Reproduce all of the data below without alteration; exclude every picture.

▶ [Data rows]
· · · · · · ·
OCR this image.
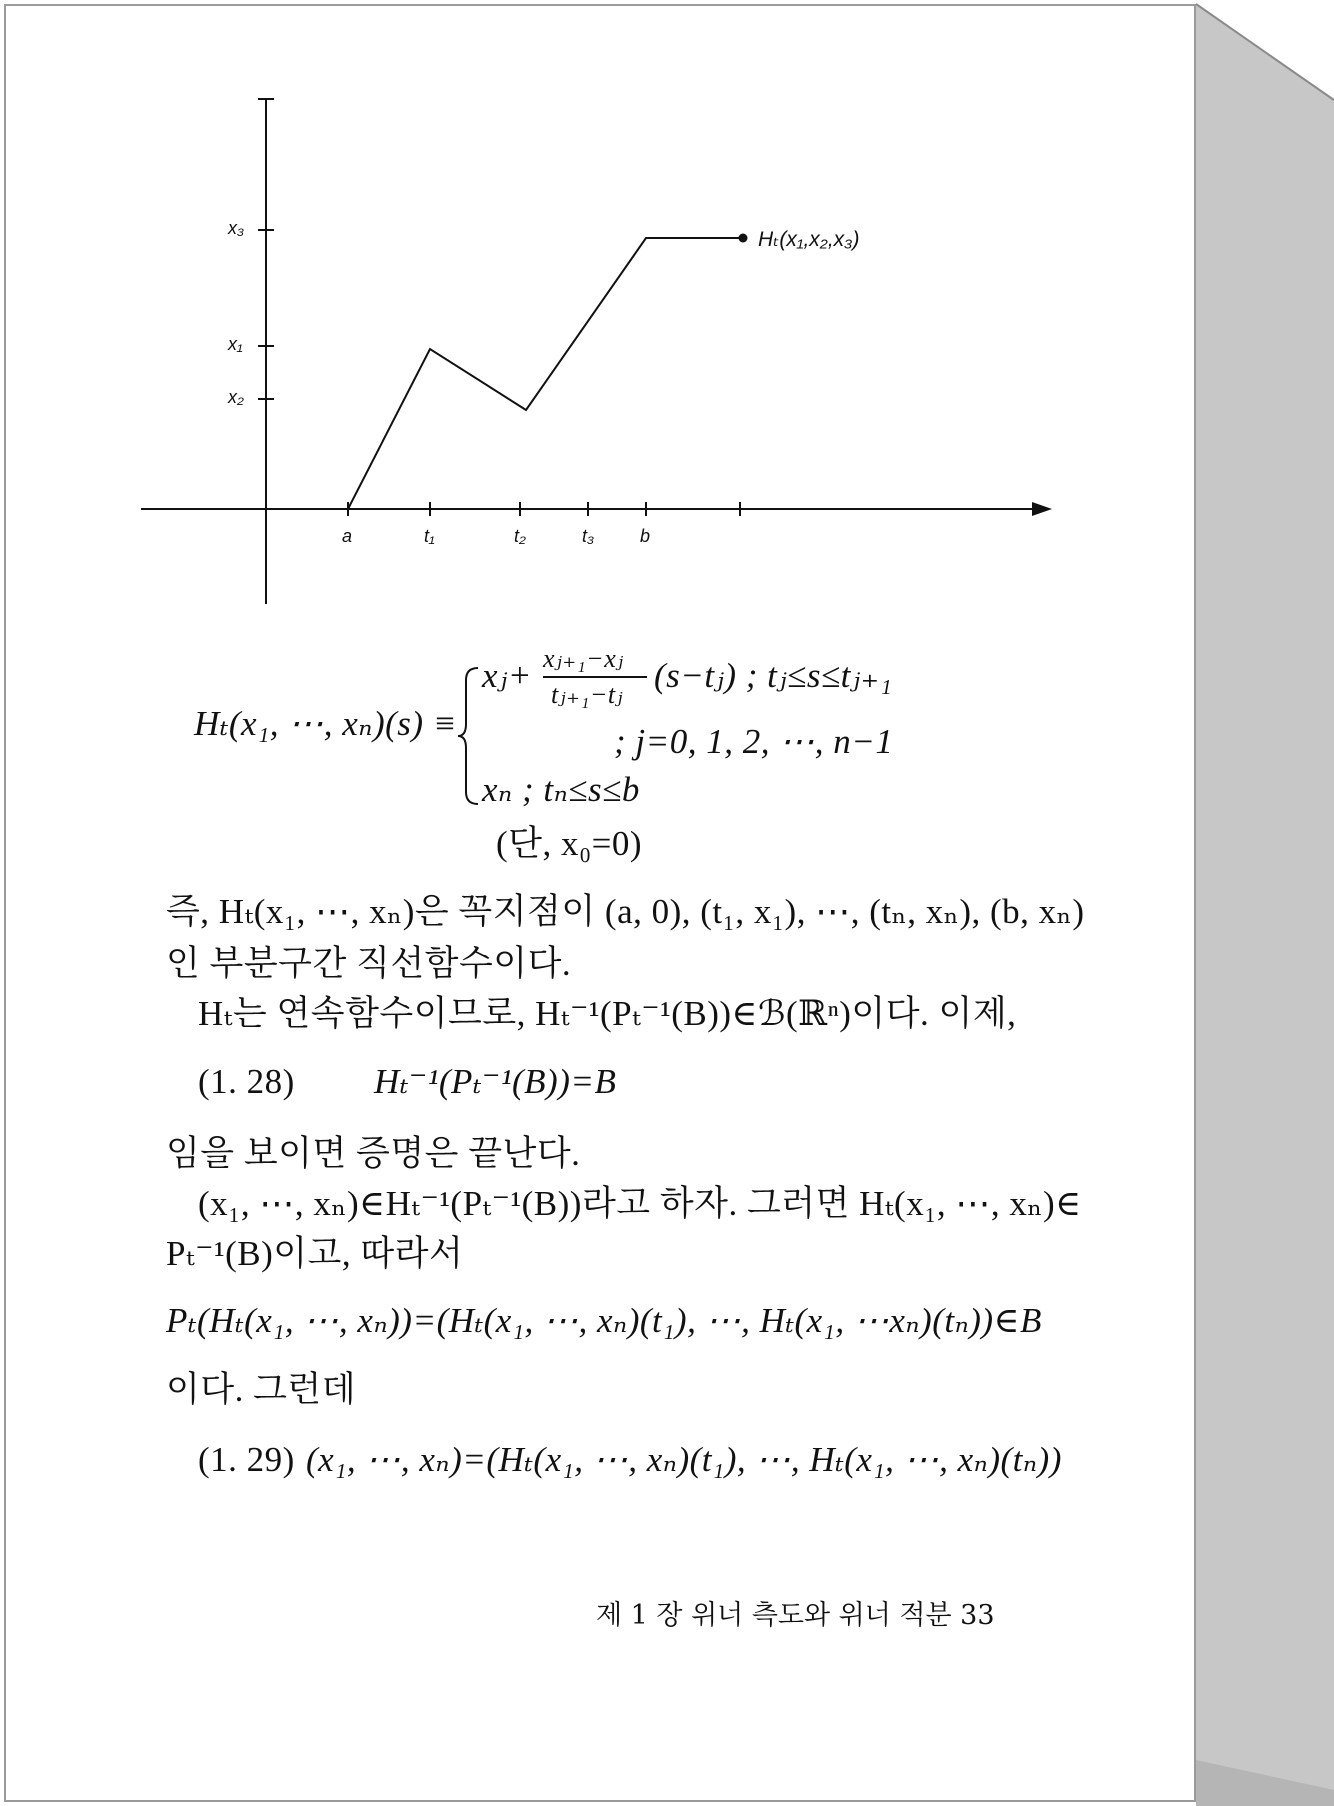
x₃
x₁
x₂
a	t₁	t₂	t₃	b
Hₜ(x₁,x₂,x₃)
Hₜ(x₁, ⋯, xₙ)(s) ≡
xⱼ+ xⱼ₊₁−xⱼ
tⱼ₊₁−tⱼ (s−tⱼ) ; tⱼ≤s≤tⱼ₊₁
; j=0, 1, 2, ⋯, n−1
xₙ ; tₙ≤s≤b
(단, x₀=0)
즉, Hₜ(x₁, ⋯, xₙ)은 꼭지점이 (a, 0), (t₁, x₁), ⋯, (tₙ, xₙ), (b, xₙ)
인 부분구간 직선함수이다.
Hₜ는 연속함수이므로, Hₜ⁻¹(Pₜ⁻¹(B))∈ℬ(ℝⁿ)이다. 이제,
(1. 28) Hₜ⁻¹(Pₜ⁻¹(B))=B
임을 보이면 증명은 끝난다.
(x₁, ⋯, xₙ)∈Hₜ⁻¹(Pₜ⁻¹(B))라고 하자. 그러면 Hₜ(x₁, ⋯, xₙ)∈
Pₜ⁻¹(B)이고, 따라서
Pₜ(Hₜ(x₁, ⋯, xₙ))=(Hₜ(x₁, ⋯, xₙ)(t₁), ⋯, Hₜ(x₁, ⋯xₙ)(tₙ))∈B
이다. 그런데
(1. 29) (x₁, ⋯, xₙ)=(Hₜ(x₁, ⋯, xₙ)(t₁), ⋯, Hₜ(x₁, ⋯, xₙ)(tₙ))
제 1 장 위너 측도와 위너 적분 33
· · · · · · ·
▶ [Task answer]
OCR this image.
x₃
x₁
x₂
a	t₁	t₂	t₃	b
Hₜ(x₁,x₂,x₃)
Hₜ(x₁, ⋯, xₙ)(s) ≡
xⱼ+ xⱼ₊₁−xⱼ
tⱼ₊₁−tⱼ (s−tⱼ) ; tⱼ≤s≤tⱼ₊₁
; j=0, 1, 2, ⋯, n−1
xₙ ; tₙ≤s≤b
(단, x₀=0)
즉, Hₜ(x₁, ⋯, xₙ)은 꼭지점이 (a, 0), (t₁, x₁), ⋯, (tₙ, xₙ), (b, xₙ)
인 부분구간 직선함수이다.
Hₜ는 연속함수이므로, Hₜ⁻¹(Pₜ⁻¹(B))∈ℬ(ℝⁿ)이다. 이제,
(1. 28) Hₜ⁻¹(Pₜ⁻¹(B))=B
임을 보이면 증명은 끝난다.
(x₁, ⋯, xₙ)∈Hₜ⁻¹(Pₜ⁻¹(B))라고 하자. 그러면 Hₜ(x₁, ⋯, xₙ)∈
Pₜ⁻¹(B)이고, 따라서
Pₜ(Hₜ(x₁, ⋯, xₙ))=(Hₜ(x₁, ⋯, xₙ)(t₁), ⋯, Hₜ(x₁, ⋯xₙ)(tₙ))∈B
이다. 그런데
(1. 29) (x₁, ⋯, xₙ)=(Hₜ(x₁, ⋯, xₙ)(t₁), ⋯, Hₜ(x₁, ⋯, xₙ)(tₙ))
제 1 장 위너 측도와 위너 적분 33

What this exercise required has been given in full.